(Stored data entries)
┄┄┄┄┄┄

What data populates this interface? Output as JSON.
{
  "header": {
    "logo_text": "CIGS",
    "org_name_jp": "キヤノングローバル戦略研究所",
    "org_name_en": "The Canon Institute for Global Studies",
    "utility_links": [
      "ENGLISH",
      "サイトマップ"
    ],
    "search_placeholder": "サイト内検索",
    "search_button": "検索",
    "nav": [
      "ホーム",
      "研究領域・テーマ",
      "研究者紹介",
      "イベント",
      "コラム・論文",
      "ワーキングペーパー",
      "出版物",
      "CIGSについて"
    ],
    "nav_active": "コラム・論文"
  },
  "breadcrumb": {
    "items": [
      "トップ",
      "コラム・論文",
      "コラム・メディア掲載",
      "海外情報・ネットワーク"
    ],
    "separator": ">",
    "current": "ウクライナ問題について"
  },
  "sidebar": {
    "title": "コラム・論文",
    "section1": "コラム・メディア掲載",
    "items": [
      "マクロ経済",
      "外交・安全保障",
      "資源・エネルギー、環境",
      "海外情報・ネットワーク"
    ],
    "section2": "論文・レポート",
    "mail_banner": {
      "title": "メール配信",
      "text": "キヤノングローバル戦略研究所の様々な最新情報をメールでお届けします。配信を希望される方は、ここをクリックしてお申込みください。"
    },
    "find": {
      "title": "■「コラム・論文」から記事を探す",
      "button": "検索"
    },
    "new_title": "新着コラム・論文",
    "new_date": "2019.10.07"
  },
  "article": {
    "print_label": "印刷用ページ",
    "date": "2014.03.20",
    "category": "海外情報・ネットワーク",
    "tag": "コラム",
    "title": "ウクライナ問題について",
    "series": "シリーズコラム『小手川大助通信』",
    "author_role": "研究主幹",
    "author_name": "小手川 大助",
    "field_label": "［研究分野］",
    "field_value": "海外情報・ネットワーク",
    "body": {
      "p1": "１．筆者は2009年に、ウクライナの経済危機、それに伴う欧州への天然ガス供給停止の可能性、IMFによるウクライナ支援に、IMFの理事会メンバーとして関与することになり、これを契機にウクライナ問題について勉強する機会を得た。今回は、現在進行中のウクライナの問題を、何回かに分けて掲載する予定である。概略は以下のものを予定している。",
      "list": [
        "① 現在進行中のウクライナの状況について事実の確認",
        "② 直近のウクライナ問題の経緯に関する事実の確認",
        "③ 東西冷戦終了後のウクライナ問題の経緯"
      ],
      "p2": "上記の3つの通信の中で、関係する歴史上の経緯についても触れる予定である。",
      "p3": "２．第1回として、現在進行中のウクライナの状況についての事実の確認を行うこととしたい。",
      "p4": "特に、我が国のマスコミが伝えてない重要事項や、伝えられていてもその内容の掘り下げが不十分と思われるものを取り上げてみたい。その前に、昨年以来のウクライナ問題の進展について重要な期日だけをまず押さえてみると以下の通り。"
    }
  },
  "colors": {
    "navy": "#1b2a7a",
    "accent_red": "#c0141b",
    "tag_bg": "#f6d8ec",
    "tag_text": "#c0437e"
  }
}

┄┄┄┄┄┄

» Request: Every record shown above must be echoed exactly.

» Finished task:
What data populates this interface? Output as JSON.
{
  "header": {
    "logo_text": "CIGS",
    "org_name_jp": "キヤノングローバル戦略研究所",
    "org_name_en": "The Canon Institute for Global Studies",
    "utility_links": [
      "ENGLISH",
      "サイトマップ"
    ],
    "search_placeholder": "サイト内検索",
    "search_button": "検索",
    "nav": [
      "ホーム",
      "研究領域・テーマ",
      "研究者紹介",
      "イベント",
      "コラム・論文",
      "ワーキングペーパー",
      "出版物",
      "CIGSについて"
    ],
    "nav_active": "コラム・論文"
  },
  "breadcrumb": {
    "items": [
      "トップ",
      "コラム・論文",
      "コラム・メディア掲載",
      "海外情報・ネットワーク"
    ],
    "separator": ">",
    "current": "ウクライナ問題について"
  },
  "sidebar": {
    "title": "コラム・論文",
    "section1": "コラム・メディア掲載",
    "items": [
      "マクロ経済",
      "外交・安全保障",
      "資源・エネルギー、環境",
      "海外情報・ネットワーク"
    ],
    "section2": "論文・レポート",
    "mail_banner": {
      "title": "メール配信",
      "text": "キヤノングローバル戦略研究所の様々な最新情報をメールでお届けします。配信を希望される方は、ここをクリックしてお申込みください。"
    },
    "find": {
      "title": "■「コラム・論文」から記事を探す",
      "button": "検索"
    },
    "new_title": "新着コラム・論文",
    "new_date": "2019.10.07"
  },
  "article": {
    "print_label": "印刷用ページ",
    "date": "2014.03.20",
    "category": "海外情報・ネットワーク",
    "tag": "コラム",
    "title": "ウクライナ問題について",
    "series": "シリーズコラム『小手川大助通信』",
    "author_role": "研究主幹",
    "author_name": "小手川 大助",
    "field_label": "［研究分野］",
    "field_value": "海外情報・ネットワーク",
    "body": {
      "p1": "１．筆者は2009年に、ウクライナの経済危機、それに伴う欧州への天然ガス供給停止の可能性、IMFによるウクライナ支援に、IMFの理事会メンバーとして関与することになり、これを契機にウクライナ問題について勉強する機会を得た。今回は、現在進行中のウクライナの問題を、何回かに分けて掲載する予定である。概略は以下のものを予定している。",
      "list": [
        "① 現在進行中のウクライナの状況について事実の確認",
        "② 直近のウクライナ問題の経緯に関する事実の確認",
        "③ 東西冷戦終了後のウクライナ問題の経緯"
      ],
      "p2": "上記の3つの通信の中で、関係する歴史上の経緯についても触れる予定である。",
      "p3": "２．第1回として、現在進行中のウクライナの状況についての事実の確認を行うこととしたい。",
      "p4": "特に、我が国のマスコミが伝えてない重要事項や、伝えられていてもその内容の掘り下げが不十分と思われるものを取り上げてみたい。その前に、昨年以来のウクライナ問題の進展について重要な期日だけをまず押さえてみると以下の通り。"
    }
  },
  "colors": {
    "navy": "#1b2a7a",
    "accent_red": "#c0141b",
    "tag_bg": "#f6d8ec",
    "tag_text": "#c0437e"
  }
}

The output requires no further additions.